Begin Records supplied
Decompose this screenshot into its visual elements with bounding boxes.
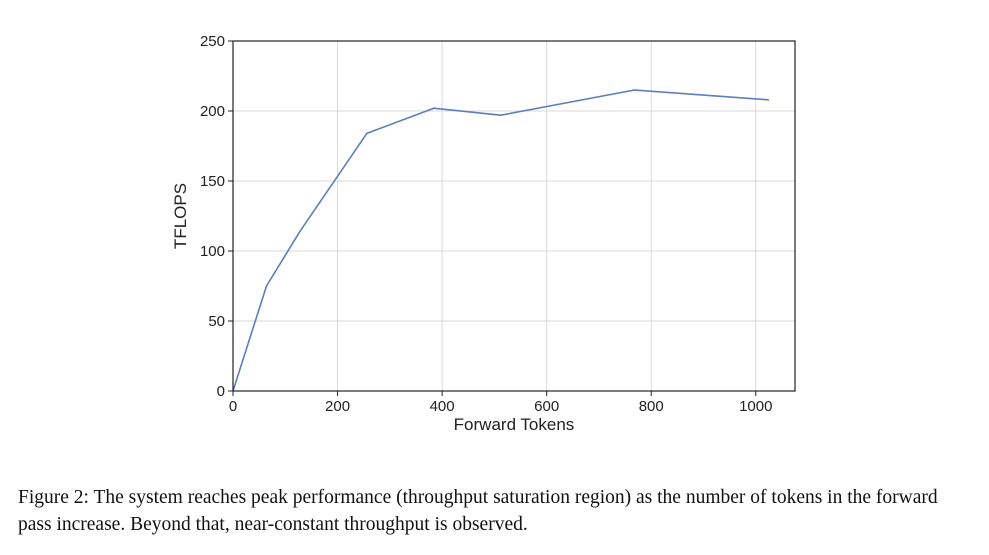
- line-chart: 0 200 400 600 800 1000 0 50 100 150 200 250 Forward…: [171, 33, 796, 434]
- x-tick-label: 600: [534, 398, 559, 415]
- data-point: [265, 285, 268, 287]
- figure-caption: Figure 2: The system reaches peak perfor…: [18, 487, 938, 535]
- y-tick-label: 200: [200, 103, 225, 120]
- x-tick-label: 400: [430, 398, 455, 415]
- y-tick-label: 100: [200, 243, 225, 260]
- series-layer: [232, 89, 770, 392]
- y-axis-title: TFLOPS: [171, 183, 190, 249]
- x-axis-title: Forward Tokens: [454, 415, 575, 434]
- data-point: [366, 132, 368, 135]
- data-point: [633, 89, 636, 91]
- data-point: [767, 99, 770, 101]
- y-tick-label: 250: [200, 33, 225, 50]
- data-point: [299, 230, 301, 233]
- x-tick-label: 200: [325, 398, 350, 415]
- x-tick-label: 0: [229, 398, 237, 415]
- grid: [233, 41, 795, 391]
- plot-frame: [232, 40, 796, 392]
- x-tick-label: 1000: [739, 398, 772, 415]
- series-line: [232, 89, 769, 392]
- data-point: [499, 114, 502, 116]
- y-tick-label: 50: [208, 313, 225, 330]
- y-tick-label: 150: [200, 173, 225, 190]
- y-tick-label: 0: [217, 383, 225, 400]
- data-point: [432, 107, 435, 109]
- figure: 0 200 400 600 800 1000 0 50 100 150 200 250 Forward…: [171, 33, 796, 434]
- x-tick-label: 800: [639, 398, 664, 415]
- ticks: 0 200 400 600 800 1000 0 50 100 150 200 250: [200, 33, 773, 415]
End Records supplied
Aim —
Switch every "data-point" in the item above to "marker" and write out its lines again with nothing else changed. Leave the picture out.

Written reply —
Decompose this screenshot into its visual elements with bounding boxes.
- line-chart: 0 200 400 600 800 1000 0 50 100 150 200 250 Forward…: [171, 33, 796, 434]
- x-tick-label: 600: [534, 398, 559, 415]
- marker: [265, 285, 268, 287]
- figure-caption: Figure 2: The system reaches peak perfor…: [18, 487, 938, 535]
- y-tick-label: 200: [200, 103, 225, 120]
- x-tick-label: 400: [430, 398, 455, 415]
- y-tick-label: 100: [200, 243, 225, 260]
- series-layer: [232, 89, 770, 392]
- y-axis-title: TFLOPS: [171, 183, 190, 249]
- x-axis-title: Forward Tokens: [454, 415, 575, 434]
- marker: [366, 132, 368, 135]
- marker: [633, 89, 636, 91]
- marker: [767, 99, 770, 101]
- y-tick-label: 250: [200, 33, 225, 50]
- marker: [299, 230, 301, 233]
- x-tick-label: 200: [325, 398, 350, 415]
- x-tick-label: 0: [229, 398, 237, 415]
- grid: [233, 41, 795, 391]
- plot-frame: [232, 40, 796, 392]
- x-tick-label: 1000: [739, 398, 772, 415]
- series-line: [232, 89, 769, 392]
- marker: [499, 114, 502, 116]
- y-tick-label: 50: [208, 313, 225, 330]
- y-tick-label: 150: [200, 173, 225, 190]
- y-tick-label: 0: [217, 383, 225, 400]
- marker: [432, 107, 435, 109]
- figure: 0 200 400 600 800 1000 0 50 100 150 200 250 Forward…: [171, 33, 796, 434]
- x-tick-label: 800: [639, 398, 664, 415]
- ticks: 0 200 400 600 800 1000 0 50 100 150 200 250: [200, 33, 773, 415]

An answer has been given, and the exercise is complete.